** WRITTEN REQUEST **
Work out how many lines of the records contain "Bitfinex". Answer with the number and nothing else.

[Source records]
• • • • • • •

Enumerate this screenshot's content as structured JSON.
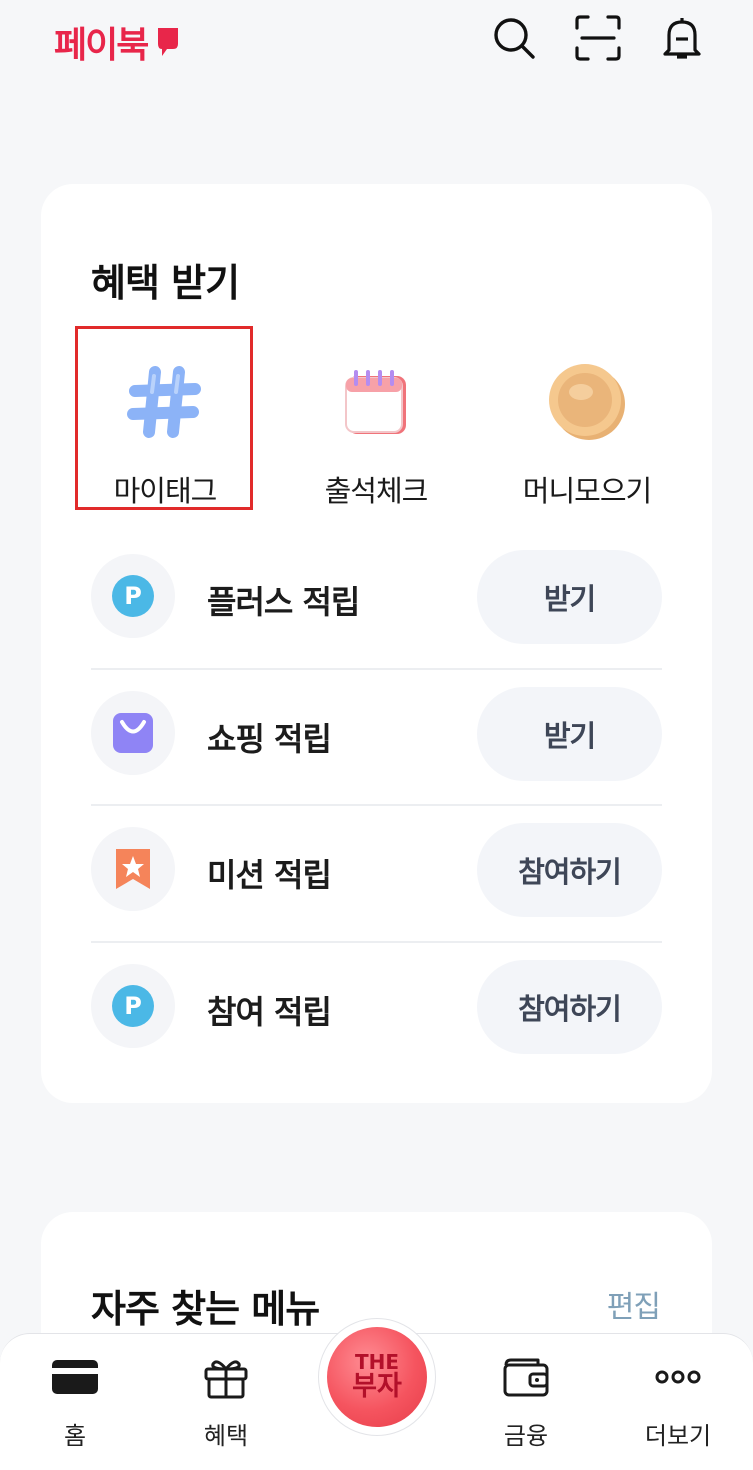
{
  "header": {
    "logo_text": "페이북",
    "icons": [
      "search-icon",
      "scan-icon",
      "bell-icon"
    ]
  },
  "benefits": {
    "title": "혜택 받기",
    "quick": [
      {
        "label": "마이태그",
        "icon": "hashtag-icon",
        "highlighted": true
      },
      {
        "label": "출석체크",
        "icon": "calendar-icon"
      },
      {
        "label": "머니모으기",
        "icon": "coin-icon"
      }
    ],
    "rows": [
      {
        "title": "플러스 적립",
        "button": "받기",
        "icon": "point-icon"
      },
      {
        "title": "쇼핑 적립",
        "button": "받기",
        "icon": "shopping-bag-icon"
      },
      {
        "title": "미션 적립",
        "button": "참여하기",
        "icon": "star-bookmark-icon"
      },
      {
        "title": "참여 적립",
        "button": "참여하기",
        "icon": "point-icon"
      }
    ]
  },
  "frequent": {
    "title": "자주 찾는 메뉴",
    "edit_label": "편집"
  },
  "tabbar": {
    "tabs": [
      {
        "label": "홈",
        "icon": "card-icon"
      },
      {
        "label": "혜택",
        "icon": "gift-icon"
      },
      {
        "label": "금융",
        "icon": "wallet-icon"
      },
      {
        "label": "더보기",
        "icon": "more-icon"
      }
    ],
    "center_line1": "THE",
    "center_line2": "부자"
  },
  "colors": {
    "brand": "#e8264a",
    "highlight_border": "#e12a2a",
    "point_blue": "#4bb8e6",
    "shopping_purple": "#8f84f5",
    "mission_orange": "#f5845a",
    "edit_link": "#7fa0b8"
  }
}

• • • • • • •

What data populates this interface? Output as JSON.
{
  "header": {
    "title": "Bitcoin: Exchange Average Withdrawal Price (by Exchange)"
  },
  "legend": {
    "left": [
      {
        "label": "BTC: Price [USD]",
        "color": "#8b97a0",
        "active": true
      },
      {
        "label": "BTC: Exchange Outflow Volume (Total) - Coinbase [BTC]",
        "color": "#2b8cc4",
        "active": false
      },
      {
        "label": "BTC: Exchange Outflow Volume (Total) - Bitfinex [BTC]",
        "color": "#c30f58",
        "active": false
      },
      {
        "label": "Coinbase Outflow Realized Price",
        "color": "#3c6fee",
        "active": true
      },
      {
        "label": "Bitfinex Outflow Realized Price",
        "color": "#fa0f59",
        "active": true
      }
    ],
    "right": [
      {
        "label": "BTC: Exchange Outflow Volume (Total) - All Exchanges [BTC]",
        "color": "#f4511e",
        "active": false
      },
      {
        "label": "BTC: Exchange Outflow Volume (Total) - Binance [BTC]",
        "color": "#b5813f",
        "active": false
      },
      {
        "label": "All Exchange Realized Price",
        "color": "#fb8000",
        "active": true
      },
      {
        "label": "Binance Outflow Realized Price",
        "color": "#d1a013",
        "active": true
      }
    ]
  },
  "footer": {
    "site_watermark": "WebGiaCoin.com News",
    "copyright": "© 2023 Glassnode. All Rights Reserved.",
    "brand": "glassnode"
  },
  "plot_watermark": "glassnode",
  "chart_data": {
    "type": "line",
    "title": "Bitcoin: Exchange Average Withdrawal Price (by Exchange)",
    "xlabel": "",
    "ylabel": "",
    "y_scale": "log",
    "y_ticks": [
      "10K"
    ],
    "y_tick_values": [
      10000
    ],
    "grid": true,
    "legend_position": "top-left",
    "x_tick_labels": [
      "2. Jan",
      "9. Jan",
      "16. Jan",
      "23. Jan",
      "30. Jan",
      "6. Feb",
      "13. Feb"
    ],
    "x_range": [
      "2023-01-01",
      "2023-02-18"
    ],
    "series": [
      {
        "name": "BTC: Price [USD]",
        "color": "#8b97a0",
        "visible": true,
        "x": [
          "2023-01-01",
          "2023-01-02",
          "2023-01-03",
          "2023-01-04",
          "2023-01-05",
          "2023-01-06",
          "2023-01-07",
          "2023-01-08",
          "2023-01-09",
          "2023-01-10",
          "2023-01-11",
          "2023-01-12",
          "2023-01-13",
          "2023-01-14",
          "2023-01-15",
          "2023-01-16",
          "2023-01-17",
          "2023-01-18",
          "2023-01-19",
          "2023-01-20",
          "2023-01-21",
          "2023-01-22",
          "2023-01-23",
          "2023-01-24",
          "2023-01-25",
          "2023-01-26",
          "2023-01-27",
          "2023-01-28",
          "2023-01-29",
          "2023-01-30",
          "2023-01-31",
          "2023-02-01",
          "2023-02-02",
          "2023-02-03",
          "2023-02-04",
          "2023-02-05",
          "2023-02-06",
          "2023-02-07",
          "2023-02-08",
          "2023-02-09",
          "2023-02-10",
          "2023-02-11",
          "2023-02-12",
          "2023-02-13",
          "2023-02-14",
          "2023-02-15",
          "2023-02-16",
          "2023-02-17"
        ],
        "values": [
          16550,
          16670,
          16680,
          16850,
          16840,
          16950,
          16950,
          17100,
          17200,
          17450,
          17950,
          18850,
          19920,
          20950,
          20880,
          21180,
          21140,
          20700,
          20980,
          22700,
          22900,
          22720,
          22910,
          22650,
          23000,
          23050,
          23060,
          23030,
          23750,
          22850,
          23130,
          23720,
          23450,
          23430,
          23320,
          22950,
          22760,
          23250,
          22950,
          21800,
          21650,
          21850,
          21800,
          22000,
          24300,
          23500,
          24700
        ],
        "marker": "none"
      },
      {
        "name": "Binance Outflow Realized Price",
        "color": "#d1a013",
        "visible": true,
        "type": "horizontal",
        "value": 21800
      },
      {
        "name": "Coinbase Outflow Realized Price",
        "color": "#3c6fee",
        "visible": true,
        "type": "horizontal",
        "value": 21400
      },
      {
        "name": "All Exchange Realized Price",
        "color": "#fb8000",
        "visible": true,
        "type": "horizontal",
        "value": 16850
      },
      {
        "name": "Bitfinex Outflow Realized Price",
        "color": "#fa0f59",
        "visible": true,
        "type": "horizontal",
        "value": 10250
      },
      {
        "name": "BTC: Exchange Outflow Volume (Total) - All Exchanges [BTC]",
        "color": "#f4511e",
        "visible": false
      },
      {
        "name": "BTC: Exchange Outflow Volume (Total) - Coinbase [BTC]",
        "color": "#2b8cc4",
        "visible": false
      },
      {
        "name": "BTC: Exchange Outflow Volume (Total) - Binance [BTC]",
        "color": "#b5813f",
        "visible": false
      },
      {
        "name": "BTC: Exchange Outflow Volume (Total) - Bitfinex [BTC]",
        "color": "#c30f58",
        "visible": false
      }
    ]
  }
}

• • • • • • •

** SOLUTION **
4